= WHAT IS ASKED =
State how many lines contain the string "dashboard", and write nothing else.

Figure collection entries
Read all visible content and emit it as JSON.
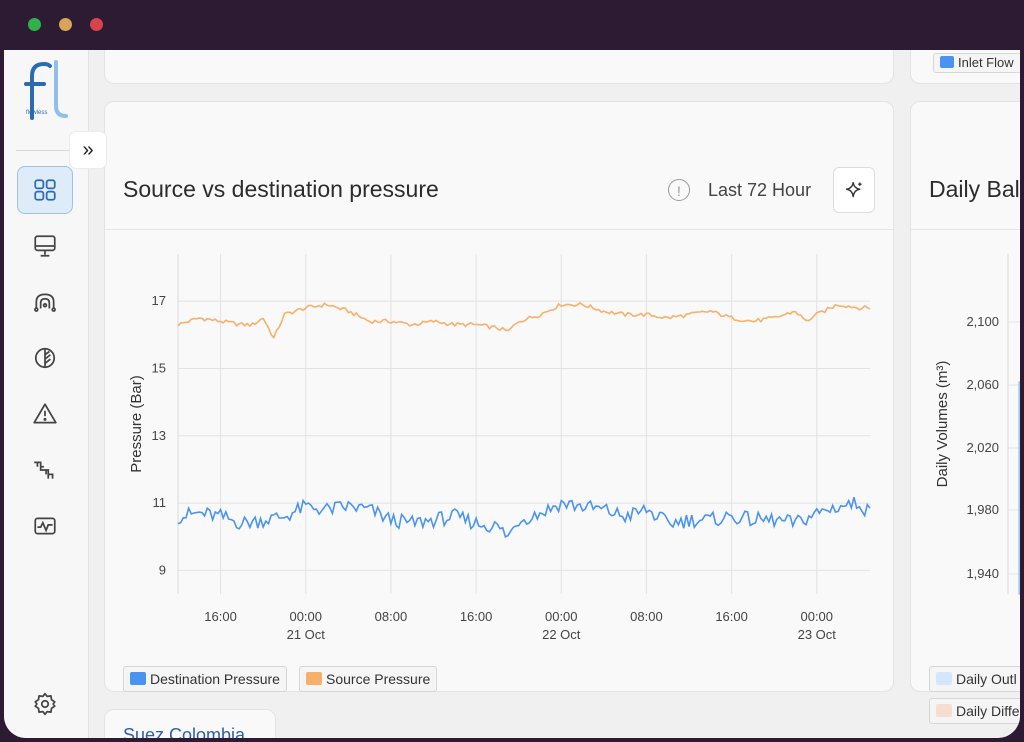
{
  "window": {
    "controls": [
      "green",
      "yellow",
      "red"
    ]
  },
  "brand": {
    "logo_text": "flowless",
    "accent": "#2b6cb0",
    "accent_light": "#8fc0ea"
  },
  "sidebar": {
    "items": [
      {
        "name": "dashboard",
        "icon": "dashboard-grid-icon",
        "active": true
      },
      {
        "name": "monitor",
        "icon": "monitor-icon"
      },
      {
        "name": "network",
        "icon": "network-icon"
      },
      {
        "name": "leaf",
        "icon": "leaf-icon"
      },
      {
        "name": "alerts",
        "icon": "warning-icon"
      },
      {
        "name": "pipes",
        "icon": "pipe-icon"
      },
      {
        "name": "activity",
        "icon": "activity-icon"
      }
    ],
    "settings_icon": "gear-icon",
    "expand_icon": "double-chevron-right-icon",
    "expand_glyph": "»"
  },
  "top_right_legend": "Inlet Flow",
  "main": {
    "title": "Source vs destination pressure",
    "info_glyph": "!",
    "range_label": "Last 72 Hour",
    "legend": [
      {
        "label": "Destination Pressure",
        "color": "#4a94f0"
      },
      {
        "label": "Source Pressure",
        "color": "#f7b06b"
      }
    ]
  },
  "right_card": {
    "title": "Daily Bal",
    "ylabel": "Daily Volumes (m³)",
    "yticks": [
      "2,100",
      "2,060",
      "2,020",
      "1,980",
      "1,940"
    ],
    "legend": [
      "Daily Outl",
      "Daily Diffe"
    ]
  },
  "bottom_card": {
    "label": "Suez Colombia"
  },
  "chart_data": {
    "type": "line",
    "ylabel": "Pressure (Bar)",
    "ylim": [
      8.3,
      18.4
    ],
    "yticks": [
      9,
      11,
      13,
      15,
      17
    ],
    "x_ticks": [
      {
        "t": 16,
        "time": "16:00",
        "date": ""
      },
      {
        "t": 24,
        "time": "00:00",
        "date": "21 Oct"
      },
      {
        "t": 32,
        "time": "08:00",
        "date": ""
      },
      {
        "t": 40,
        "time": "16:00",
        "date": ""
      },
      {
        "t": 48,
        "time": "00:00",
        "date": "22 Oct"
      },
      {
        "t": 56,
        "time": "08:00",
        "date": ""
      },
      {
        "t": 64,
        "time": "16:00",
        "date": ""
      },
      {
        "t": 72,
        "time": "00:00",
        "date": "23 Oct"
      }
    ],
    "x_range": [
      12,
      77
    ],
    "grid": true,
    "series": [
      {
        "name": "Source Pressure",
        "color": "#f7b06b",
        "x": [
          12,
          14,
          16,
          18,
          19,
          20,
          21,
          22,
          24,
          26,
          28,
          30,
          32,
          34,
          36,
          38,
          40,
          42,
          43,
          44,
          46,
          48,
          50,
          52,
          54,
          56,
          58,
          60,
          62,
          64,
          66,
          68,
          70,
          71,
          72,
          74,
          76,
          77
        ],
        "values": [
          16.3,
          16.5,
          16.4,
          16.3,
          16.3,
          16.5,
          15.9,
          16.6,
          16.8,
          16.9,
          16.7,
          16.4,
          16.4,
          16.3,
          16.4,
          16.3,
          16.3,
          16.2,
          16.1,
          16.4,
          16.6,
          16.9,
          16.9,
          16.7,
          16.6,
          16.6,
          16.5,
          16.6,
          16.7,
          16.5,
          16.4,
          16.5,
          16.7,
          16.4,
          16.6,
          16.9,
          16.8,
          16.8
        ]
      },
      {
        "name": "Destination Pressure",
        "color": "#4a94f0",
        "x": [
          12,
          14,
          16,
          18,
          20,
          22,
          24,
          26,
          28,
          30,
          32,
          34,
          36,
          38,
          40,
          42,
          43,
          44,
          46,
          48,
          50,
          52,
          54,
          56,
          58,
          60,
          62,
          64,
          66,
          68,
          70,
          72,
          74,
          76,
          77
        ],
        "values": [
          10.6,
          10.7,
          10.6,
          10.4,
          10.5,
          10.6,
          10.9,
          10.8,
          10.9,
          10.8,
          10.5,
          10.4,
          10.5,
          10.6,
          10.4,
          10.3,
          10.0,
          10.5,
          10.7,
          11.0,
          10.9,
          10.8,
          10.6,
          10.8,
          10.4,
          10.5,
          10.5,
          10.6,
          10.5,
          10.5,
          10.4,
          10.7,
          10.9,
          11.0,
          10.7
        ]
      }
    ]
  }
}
...
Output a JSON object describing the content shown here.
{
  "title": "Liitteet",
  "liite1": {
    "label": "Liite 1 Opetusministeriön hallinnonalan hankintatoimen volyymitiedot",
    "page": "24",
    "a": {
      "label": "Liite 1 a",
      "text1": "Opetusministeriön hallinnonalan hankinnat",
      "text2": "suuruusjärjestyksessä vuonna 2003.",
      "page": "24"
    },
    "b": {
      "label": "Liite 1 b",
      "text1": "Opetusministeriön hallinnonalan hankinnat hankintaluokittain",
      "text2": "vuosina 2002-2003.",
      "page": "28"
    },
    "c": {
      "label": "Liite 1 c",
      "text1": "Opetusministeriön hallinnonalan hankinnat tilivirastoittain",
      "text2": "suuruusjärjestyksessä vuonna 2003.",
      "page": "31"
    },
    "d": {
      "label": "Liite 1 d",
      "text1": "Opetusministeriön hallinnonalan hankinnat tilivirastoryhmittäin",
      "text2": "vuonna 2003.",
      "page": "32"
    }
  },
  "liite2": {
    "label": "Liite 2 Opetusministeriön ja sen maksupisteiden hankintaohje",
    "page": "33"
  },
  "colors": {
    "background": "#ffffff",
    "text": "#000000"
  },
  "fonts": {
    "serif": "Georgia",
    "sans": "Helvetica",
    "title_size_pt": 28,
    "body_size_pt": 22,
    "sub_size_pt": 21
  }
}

= PROBLEM SOLUTION =
2